* **What needs to be done**
Find the lines below that contain the string "image". Copy each one.

[Saved entries]
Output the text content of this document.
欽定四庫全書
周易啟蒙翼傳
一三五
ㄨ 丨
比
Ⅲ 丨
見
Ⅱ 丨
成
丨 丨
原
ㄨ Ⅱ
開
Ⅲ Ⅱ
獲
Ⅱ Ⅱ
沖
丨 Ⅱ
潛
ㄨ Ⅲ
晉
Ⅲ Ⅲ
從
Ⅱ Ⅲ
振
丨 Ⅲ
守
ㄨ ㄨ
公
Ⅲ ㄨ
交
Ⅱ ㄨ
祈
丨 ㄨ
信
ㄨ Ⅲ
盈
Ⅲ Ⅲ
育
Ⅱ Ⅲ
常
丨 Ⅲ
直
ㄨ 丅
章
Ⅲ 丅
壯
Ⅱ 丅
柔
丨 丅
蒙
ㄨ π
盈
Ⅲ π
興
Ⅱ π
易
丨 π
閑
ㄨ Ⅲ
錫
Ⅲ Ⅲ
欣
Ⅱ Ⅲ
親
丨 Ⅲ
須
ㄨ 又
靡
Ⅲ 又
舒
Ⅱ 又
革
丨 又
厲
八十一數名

---

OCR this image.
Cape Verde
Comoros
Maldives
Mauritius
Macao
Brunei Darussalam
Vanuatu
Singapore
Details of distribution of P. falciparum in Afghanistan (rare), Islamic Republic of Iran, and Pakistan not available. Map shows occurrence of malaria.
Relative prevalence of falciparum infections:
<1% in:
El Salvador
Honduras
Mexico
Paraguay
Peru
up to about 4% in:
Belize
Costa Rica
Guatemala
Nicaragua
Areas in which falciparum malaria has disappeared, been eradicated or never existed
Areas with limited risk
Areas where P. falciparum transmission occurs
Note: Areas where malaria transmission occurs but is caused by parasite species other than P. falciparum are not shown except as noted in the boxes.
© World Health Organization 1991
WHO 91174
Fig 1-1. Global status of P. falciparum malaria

==

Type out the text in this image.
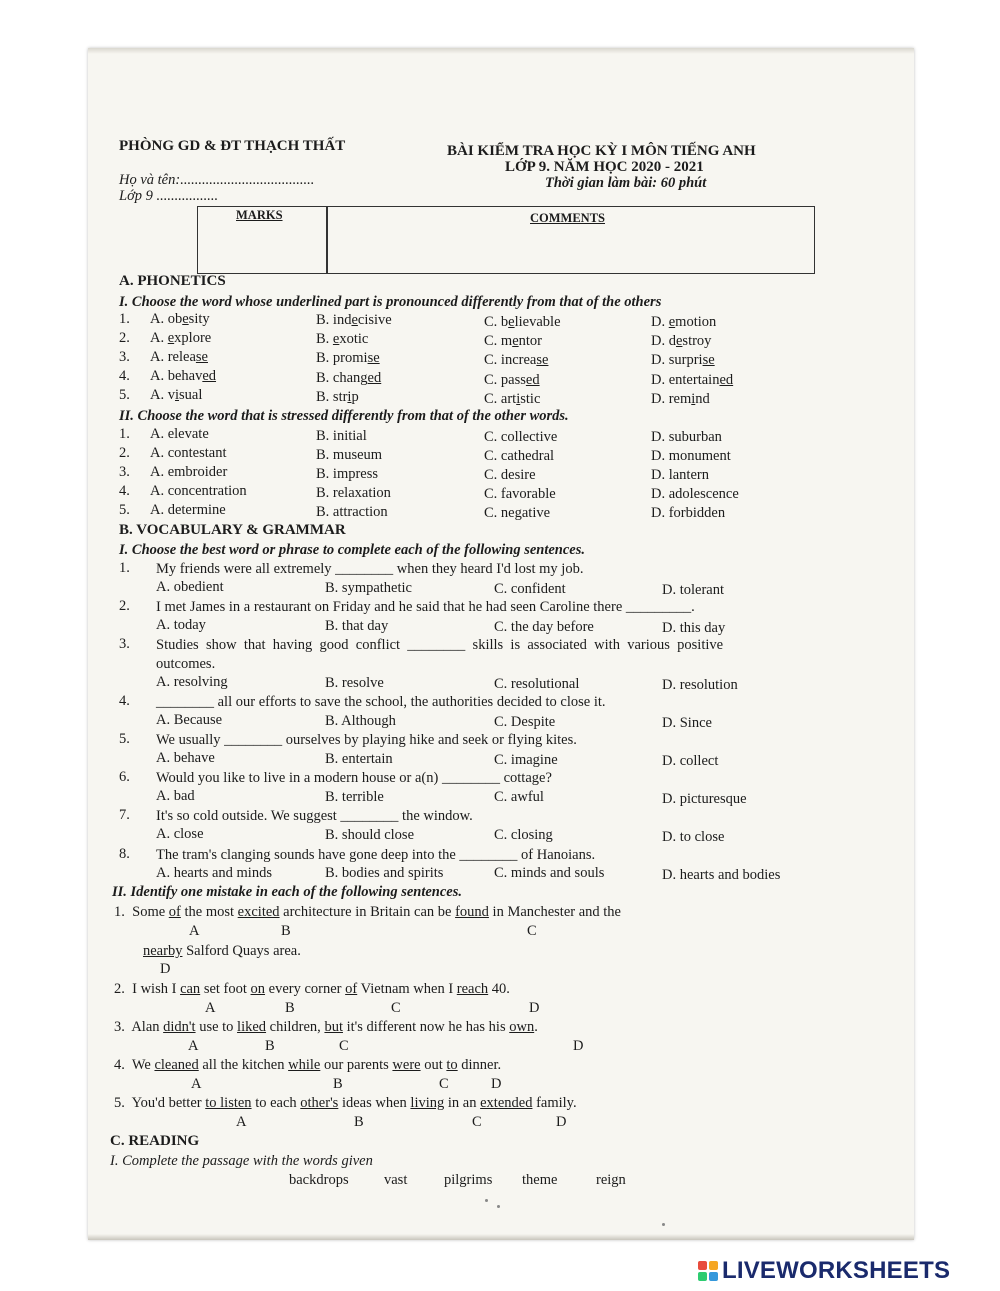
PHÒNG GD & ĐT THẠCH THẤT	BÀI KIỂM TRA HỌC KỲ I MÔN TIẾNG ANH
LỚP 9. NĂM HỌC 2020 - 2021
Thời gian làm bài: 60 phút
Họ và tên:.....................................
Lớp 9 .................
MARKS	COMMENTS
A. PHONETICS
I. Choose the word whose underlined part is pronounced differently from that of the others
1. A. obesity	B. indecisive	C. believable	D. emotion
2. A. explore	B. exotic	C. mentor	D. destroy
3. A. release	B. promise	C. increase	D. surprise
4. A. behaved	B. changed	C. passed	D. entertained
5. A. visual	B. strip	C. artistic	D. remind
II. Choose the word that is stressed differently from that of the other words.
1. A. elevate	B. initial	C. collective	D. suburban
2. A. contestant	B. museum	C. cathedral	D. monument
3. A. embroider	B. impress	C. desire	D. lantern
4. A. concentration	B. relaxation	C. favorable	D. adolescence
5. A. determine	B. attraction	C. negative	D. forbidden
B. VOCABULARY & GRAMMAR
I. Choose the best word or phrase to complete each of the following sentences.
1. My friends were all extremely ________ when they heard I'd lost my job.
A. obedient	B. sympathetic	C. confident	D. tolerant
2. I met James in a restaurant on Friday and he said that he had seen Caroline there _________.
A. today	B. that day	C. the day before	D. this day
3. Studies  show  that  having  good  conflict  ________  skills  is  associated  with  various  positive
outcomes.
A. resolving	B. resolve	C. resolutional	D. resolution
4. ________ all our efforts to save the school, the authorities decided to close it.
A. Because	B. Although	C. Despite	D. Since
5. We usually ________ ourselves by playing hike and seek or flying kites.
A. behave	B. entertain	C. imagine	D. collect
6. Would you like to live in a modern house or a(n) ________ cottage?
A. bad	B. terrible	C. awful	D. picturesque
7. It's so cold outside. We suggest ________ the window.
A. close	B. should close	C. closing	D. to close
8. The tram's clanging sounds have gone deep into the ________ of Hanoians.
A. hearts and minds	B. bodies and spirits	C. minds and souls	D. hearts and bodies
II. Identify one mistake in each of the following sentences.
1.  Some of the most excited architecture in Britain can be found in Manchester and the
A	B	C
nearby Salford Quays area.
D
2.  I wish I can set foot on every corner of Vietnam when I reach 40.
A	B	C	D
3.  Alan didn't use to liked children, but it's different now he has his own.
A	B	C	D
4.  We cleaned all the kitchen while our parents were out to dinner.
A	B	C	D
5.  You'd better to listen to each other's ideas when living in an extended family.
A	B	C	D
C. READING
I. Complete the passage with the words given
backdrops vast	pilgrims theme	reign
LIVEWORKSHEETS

* **Answer to this problem**
OCR this image.
Type out the text in this image.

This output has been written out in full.